▸ What you will do: Reproduce the listing below in full and without alteration, apart from its pictures.

▸ Raw records:

============================================================

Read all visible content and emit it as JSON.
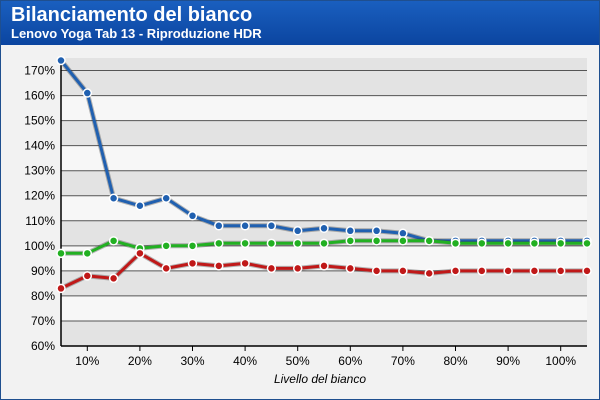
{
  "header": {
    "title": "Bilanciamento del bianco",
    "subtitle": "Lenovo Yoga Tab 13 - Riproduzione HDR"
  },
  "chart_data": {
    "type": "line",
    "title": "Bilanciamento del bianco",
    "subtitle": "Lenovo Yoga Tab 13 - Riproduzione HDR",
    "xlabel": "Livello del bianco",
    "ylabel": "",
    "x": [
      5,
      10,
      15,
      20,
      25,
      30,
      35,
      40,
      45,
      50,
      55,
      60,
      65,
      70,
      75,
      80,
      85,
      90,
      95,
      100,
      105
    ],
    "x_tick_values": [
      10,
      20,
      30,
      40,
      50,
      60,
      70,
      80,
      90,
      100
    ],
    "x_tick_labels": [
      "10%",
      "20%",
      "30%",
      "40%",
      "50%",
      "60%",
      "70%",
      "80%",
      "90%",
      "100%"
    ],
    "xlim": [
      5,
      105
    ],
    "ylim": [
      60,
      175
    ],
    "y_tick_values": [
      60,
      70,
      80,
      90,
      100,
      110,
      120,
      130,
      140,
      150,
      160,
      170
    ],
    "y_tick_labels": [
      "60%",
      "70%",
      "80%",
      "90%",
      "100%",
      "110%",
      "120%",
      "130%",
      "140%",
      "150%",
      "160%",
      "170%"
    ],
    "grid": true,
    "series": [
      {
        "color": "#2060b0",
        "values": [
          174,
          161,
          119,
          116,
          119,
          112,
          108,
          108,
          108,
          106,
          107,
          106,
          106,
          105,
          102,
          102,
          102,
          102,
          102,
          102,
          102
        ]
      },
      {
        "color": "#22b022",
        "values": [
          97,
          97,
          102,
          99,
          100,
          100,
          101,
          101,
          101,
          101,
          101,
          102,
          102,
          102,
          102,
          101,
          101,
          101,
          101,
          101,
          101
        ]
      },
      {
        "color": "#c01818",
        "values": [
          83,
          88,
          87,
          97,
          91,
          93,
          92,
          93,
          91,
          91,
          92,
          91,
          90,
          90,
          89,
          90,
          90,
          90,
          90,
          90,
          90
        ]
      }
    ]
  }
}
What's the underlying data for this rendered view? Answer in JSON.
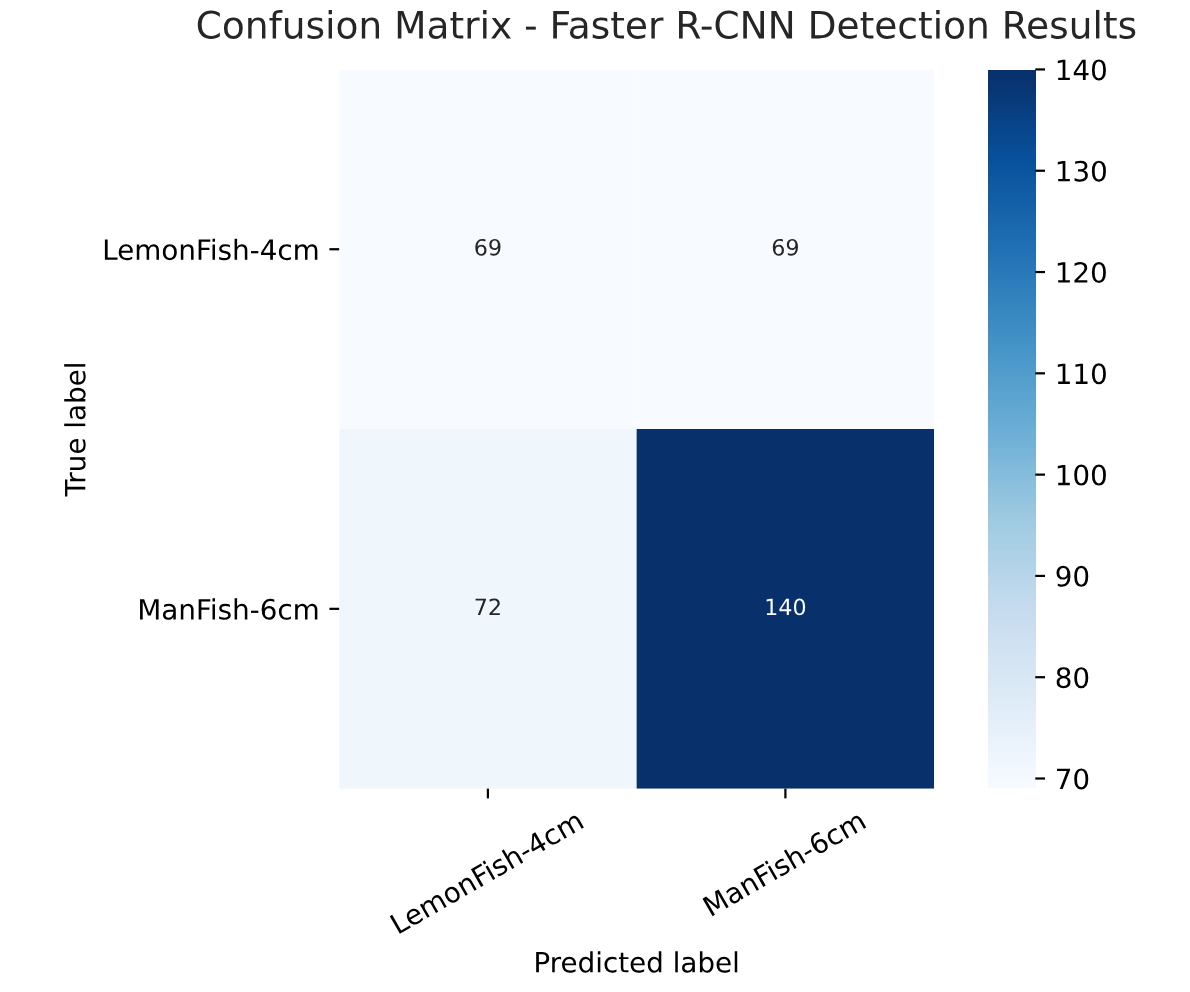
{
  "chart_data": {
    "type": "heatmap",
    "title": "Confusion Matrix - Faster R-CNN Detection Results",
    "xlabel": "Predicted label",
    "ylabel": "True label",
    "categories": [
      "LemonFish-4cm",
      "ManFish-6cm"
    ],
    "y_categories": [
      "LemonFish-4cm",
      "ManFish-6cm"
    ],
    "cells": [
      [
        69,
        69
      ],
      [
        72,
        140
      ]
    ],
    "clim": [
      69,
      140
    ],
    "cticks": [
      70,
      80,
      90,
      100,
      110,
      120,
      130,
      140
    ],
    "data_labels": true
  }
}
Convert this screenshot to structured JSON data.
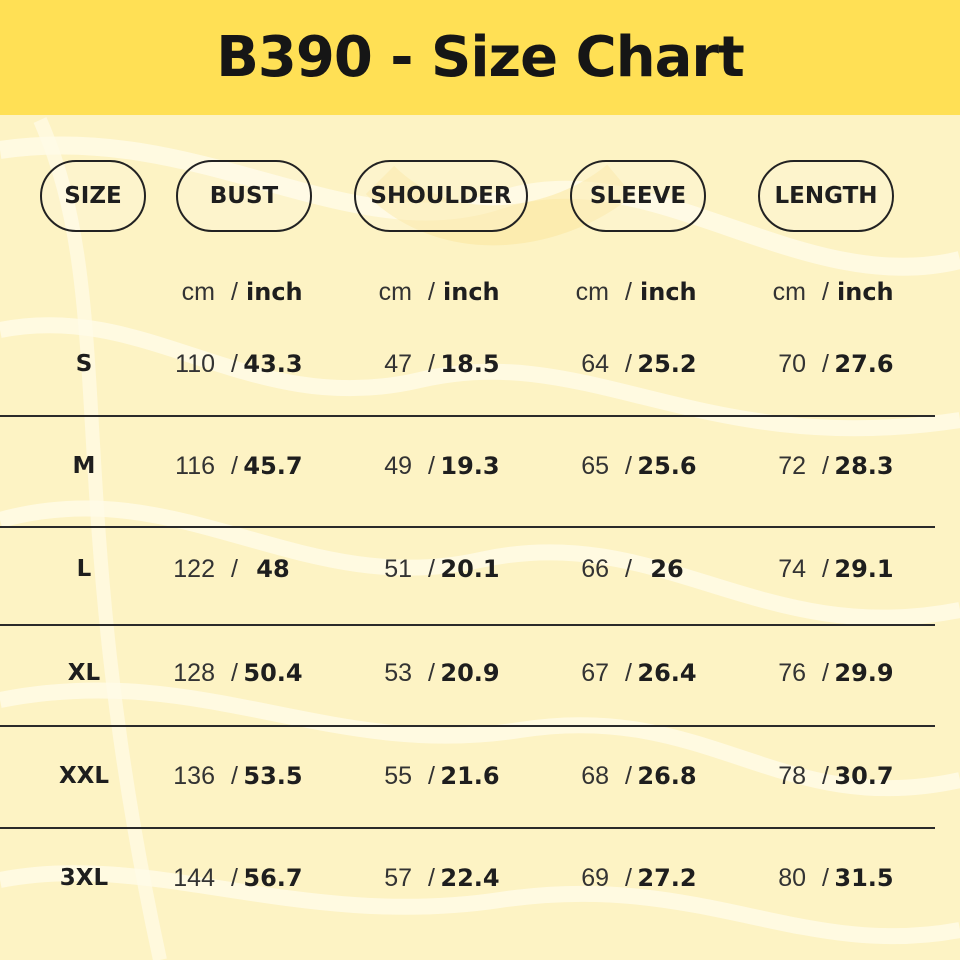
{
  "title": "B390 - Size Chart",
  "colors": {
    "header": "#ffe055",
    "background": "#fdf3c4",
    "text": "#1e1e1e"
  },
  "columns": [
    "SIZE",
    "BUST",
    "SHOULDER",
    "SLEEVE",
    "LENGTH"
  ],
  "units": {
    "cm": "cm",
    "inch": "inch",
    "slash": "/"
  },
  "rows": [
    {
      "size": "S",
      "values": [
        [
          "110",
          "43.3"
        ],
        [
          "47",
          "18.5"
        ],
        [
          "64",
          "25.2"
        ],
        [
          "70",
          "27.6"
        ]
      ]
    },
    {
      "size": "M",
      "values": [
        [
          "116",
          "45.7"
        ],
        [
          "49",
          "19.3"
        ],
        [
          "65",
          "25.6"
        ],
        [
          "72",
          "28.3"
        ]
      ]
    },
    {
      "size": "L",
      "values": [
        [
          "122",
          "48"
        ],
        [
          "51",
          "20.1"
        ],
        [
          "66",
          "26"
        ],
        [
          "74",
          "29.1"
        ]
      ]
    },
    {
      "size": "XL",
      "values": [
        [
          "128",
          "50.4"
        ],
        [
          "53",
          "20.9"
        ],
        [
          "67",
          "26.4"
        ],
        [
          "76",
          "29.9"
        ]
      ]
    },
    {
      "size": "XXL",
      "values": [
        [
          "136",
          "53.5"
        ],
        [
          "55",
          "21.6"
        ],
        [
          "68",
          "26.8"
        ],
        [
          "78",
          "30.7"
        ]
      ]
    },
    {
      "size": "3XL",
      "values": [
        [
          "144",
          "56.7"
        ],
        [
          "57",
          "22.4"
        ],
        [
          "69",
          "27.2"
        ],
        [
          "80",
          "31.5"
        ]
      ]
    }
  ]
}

============================================================

▸ Task result:
Read all visible content and emit it as JSON.
{
  "header": {
    "title": "Bilanciamento del bianco",
    "subtitle": "Lenovo Yoga Tab 13 - Riproduzione HDR"
  },
  "chart_data": {
    "type": "line",
    "title": "Bilanciamento del bianco",
    "subtitle": "Lenovo Yoga Tab 13 - Riproduzione HDR",
    "xlabel": "Livello del bianco",
    "ylabel": "",
    "x": [
      5,
      10,
      15,
      20,
      25,
      30,
      35,
      40,
      45,
      50,
      55,
      60,
      65,
      70,
      75,
      80,
      85,
      90,
      95,
      100,
      105
    ],
    "x_tick_values": [
      10,
      20,
      30,
      40,
      50,
      60,
      70,
      80,
      90,
      100
    ],
    "x_tick_labels": [
      "10%",
      "20%",
      "30%",
      "40%",
      "50%",
      "60%",
      "70%",
      "80%",
      "90%",
      "100%"
    ],
    "xlim": [
      5,
      105
    ],
    "ylim": [
      60,
      175
    ],
    "y_tick_values": [
      60,
      70,
      80,
      90,
      100,
      110,
      120,
      130,
      140,
      150,
      160,
      170
    ],
    "y_tick_labels": [
      "60%",
      "70%",
      "80%",
      "90%",
      "100%",
      "110%",
      "120%",
      "130%",
      "140%",
      "150%",
      "160%",
      "170%"
    ],
    "grid": true,
    "series": [
      {
        "color": "#2060b0",
        "values": [
          174,
          161,
          119,
          116,
          119,
          112,
          108,
          108,
          108,
          106,
          107,
          106,
          106,
          105,
          102,
          102,
          102,
          102,
          102,
          102,
          102
        ]
      },
      {
        "color": "#22b022",
        "values": [
          97,
          97,
          102,
          99,
          100,
          100,
          101,
          101,
          101,
          101,
          101,
          102,
          102,
          102,
          102,
          101,
          101,
          101,
          101,
          101,
          101
        ]
      },
      {
        "color": "#c01818",
        "values": [
          83,
          88,
          87,
          97,
          91,
          93,
          92,
          93,
          91,
          91,
          92,
          91,
          90,
          90,
          89,
          90,
          90,
          90,
          90,
          90,
          90
        ]
      }
    ]
  }
}
What's the underlying data for this rendered view? Answer in JSON.
{
  "chart_data": {
    "type": "heatmap",
    "title": "Confusion Matrix - Faster R-CNN Detection Results",
    "xlabel": "Predicted label",
    "ylabel": "True label",
    "categories": [
      "LemonFish-4cm",
      "ManFish-6cm"
    ],
    "y_categories": [
      "LemonFish-4cm",
      "ManFish-6cm"
    ],
    "cells": [
      [
        69,
        69
      ],
      [
        72,
        140
      ]
    ],
    "clim": [
      69,
      140
    ],
    "cticks": [
      70,
      80,
      90,
      100,
      110,
      120,
      130,
      140
    ],
    "data_labels": true
  }
}
Convert this screenshot to structured JSON data.
{
  "title": "B390 - Size Chart",
  "colors": {
    "header": "#ffe055",
    "background": "#fdf3c4",
    "text": "#1e1e1e"
  },
  "columns": [
    "SIZE",
    "BUST",
    "SHOULDER",
    "SLEEVE",
    "LENGTH"
  ],
  "units": {
    "cm": "cm",
    "inch": "inch",
    "slash": "/"
  },
  "rows": [
    {
      "size": "S",
      "values": [
        [
          "110",
          "43.3"
        ],
        [
          "47",
          "18.5"
        ],
        [
          "64",
          "25.2"
        ],
        [
          "70",
          "27.6"
        ]
      ]
    },
    {
      "size": "M",
      "values": [
        [
          "116",
          "45.7"
        ],
        [
          "49",
          "19.3"
        ],
        [
          "65",
          "25.6"
        ],
        [
          "72",
          "28.3"
        ]
      ]
    },
    {
      "size": "L",
      "values": [
        [
          "122",
          "48"
        ],
        [
          "51",
          "20.1"
        ],
        [
          "66",
          "26"
        ],
        [
          "74",
          "29.1"
        ]
      ]
    },
    {
      "size": "XL",
      "values": [
        [
          "128",
          "50.4"
        ],
        [
          "53",
          "20.9"
        ],
        [
          "67",
          "26.4"
        ],
        [
          "76",
          "29.9"
        ]
      ]
    },
    {
      "size": "XXL",
      "values": [
        [
          "136",
          "53.5"
        ],
        [
          "55",
          "21.6"
        ],
        [
          "68",
          "26.8"
        ],
        [
          "78",
          "30.7"
        ]
      ]
    },
    {
      "size": "3XL",
      "values": [
        [
          "144",
          "56.7"
        ],
        [
          "57",
          "22.4"
        ],
        [
          "69",
          "27.2"
        ],
        [
          "80",
          "31.5"
        ]
      ]
    }
  ]
}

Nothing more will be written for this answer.